→ Exercise brief
Rewrite each item below, swapping "Remote scan" for "Network scan" and changing nothing else. Leave the pictures out of your answer.

-- start Records supplied --

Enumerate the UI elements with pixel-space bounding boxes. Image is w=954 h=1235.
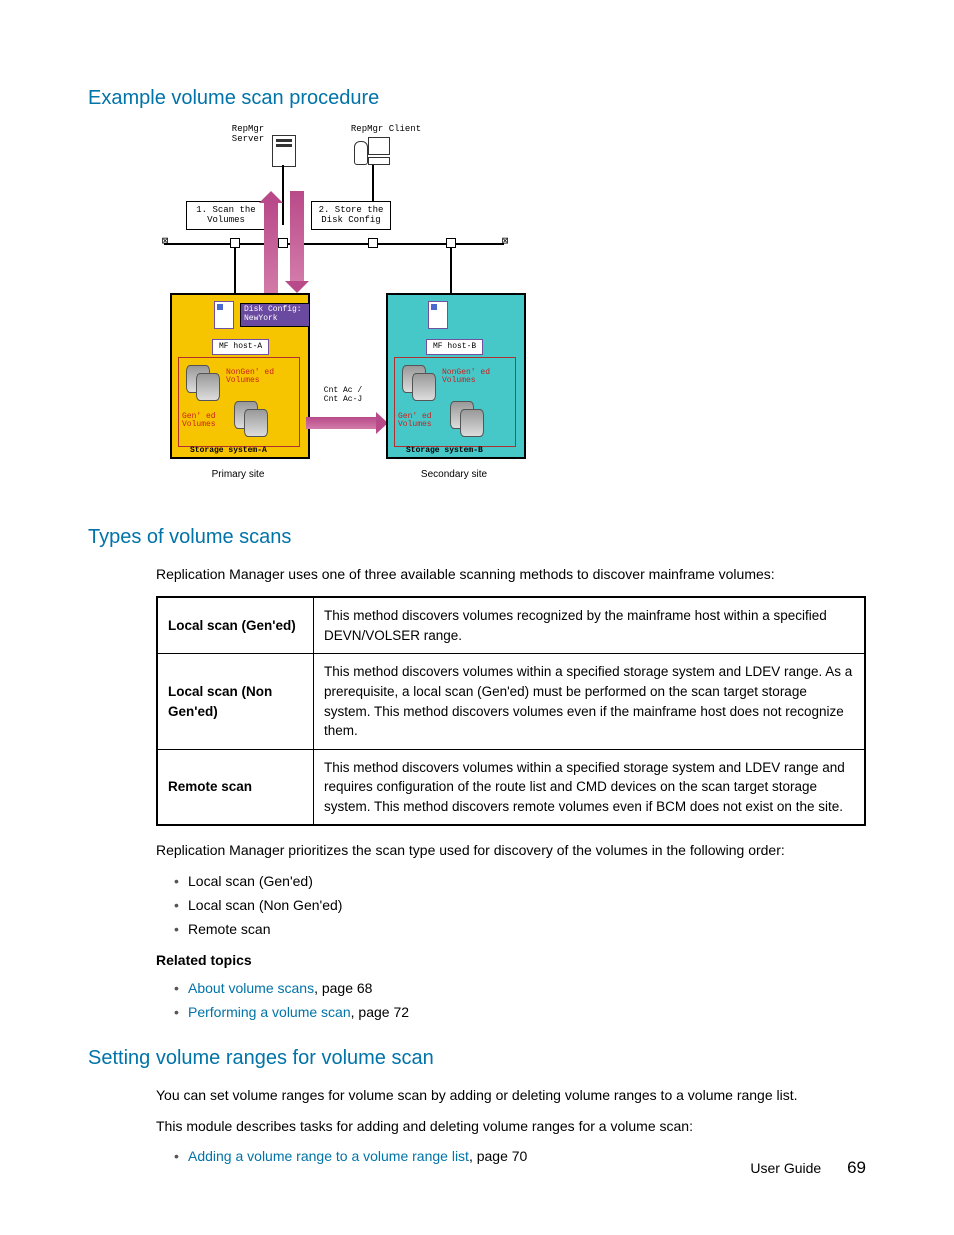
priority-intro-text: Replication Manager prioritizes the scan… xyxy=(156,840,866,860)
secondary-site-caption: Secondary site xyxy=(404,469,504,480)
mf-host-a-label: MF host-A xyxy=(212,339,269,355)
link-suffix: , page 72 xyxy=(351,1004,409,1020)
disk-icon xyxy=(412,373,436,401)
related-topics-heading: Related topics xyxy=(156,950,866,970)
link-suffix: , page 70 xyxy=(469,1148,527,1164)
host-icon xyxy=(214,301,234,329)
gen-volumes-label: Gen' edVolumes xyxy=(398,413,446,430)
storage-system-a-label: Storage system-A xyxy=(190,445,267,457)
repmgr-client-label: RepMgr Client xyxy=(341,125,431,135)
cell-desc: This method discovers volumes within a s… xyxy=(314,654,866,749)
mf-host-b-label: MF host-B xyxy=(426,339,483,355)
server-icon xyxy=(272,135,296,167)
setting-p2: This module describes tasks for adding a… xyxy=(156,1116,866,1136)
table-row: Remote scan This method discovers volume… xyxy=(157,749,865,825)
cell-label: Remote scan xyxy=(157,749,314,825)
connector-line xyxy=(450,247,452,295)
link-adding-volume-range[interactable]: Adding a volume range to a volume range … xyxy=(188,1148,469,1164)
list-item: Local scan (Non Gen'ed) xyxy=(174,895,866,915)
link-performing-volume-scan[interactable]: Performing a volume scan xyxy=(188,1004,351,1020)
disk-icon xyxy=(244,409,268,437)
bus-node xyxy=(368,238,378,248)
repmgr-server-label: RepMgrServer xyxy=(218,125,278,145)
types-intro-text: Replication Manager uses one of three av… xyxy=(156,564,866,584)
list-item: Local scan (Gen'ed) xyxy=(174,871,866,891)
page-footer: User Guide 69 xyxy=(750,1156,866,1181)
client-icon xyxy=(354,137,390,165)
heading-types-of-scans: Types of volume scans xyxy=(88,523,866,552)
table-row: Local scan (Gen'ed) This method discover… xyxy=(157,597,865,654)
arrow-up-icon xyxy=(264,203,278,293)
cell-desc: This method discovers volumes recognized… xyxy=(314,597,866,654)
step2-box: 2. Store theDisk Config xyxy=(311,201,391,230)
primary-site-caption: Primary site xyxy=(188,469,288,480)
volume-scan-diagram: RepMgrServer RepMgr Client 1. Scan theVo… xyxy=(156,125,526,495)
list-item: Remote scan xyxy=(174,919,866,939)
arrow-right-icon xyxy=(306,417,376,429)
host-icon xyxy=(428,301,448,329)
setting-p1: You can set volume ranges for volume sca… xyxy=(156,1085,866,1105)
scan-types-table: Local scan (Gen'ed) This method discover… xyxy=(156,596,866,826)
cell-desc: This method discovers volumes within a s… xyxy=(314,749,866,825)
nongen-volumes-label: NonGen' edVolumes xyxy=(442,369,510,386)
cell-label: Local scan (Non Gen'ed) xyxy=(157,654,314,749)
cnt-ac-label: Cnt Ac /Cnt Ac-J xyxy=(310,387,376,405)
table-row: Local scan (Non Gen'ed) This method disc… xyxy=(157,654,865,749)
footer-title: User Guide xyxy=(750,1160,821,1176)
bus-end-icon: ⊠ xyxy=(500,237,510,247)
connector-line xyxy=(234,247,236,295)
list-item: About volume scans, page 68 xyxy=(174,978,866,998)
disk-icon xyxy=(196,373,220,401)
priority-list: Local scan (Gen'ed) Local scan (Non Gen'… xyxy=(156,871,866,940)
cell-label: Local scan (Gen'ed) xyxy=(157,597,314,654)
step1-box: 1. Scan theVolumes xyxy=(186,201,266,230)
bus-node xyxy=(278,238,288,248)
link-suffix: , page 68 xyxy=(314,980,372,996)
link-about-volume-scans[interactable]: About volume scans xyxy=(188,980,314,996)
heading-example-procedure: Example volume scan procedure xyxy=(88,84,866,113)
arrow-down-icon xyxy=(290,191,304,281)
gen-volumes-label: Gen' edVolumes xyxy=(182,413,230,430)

-- end Records supplied --

→ Solved exercise
Enumerate the UI elements with pixel-space bounding boxes. Image is w=954 h=1235.
priority-intro-text: Replication Manager prioritizes the scan… xyxy=(156,840,866,860)
secondary-site-caption: Secondary site xyxy=(404,469,504,480)
mf-host-a-label: MF host-A xyxy=(212,339,269,355)
link-suffix: , page 72 xyxy=(351,1004,409,1020)
disk-icon xyxy=(412,373,436,401)
related-topics-heading: Related topics xyxy=(156,950,866,970)
link-suffix: , page 70 xyxy=(469,1148,527,1164)
host-icon xyxy=(214,301,234,329)
gen-volumes-label: Gen' edVolumes xyxy=(398,413,446,430)
storage-system-a-label: Storage system-A xyxy=(190,445,267,457)
repmgr-client-label: RepMgr Client xyxy=(341,125,431,135)
cell-desc: This method discovers volumes within a s… xyxy=(314,654,866,749)
mf-host-b-label: MF host-B xyxy=(426,339,483,355)
server-icon xyxy=(272,135,296,167)
setting-p2: This module describes tasks for adding a… xyxy=(156,1116,866,1136)
table-row: Network scan This method discovers volume… xyxy=(157,749,865,825)
cell-label: Network scan xyxy=(157,749,314,825)
connector-line xyxy=(450,247,452,295)
link-adding-volume-range[interactable]: Adding a volume range to a volume range … xyxy=(188,1148,469,1164)
list-item: Local scan (Non Gen'ed) xyxy=(174,895,866,915)
link-performing-volume-scan[interactable]: Performing a volume scan xyxy=(188,1004,351,1020)
disk-icon xyxy=(244,409,268,437)
bus-node xyxy=(368,238,378,248)
repmgr-server-label: RepMgrServer xyxy=(218,125,278,145)
types-intro-text: Replication Manager uses one of three av… xyxy=(156,564,866,584)
list-item: Local scan (Gen'ed) xyxy=(174,871,866,891)
page-footer: User Guide 69 xyxy=(750,1156,866,1181)
client-icon xyxy=(354,137,390,165)
heading-types-of-scans: Types of volume scans xyxy=(88,523,866,552)
table-row: Local scan (Gen'ed) This method discover… xyxy=(157,597,865,654)
arrow-up-icon xyxy=(264,203,278,293)
cell-desc: This method discovers volumes recognized… xyxy=(314,597,866,654)
step2-box: 2. Store theDisk Config xyxy=(311,201,391,230)
primary-site-caption: Primary site xyxy=(188,469,288,480)
volume-scan-diagram: RepMgrServer RepMgr Client 1. Scan theVo… xyxy=(156,125,526,495)
list-item: Network scan xyxy=(174,919,866,939)
arrow-right-icon xyxy=(306,417,376,429)
host-icon xyxy=(428,301,448,329)
setting-p1: You can set volume ranges for volume sca… xyxy=(156,1085,866,1105)
scan-types-table: Local scan (Gen'ed) This method discover… xyxy=(156,596,866,826)
cell-desc: This method discovers volumes within a s… xyxy=(314,749,866,825)
nongen-volumes-label: NonGen' edVolumes xyxy=(442,369,510,386)
cell-label: Local scan (Non Gen'ed) xyxy=(157,654,314,749)
cnt-ac-label: Cnt Ac /Cnt Ac-J xyxy=(310,387,376,405)
table-row: Local scan (Non Gen'ed) This method disc… xyxy=(157,654,865,749)
footer-title: User Guide xyxy=(750,1160,821,1176)
bus-end-icon: ⊠ xyxy=(500,237,510,247)
connector-line xyxy=(234,247,236,295)
list-item: About volume scans, page 68 xyxy=(174,978,866,998)
disk-icon xyxy=(196,373,220,401)
priority-list: Local scan (Gen'ed) Local scan (Non Gen'… xyxy=(156,871,866,940)
cell-label: Local scan (Gen'ed) xyxy=(157,597,314,654)
step1-box: 1. Scan theVolumes xyxy=(186,201,266,230)
bus-node xyxy=(278,238,288,248)
link-suffix: , page 68 xyxy=(314,980,372,996)
link-about-volume-scans[interactable]: About volume scans xyxy=(188,980,314,996)
heading-example-procedure: Example volume scan procedure xyxy=(88,84,866,113)
arrow-down-icon xyxy=(290,191,304,281)
gen-volumes-label: Gen' edVolumes xyxy=(182,413,230,430)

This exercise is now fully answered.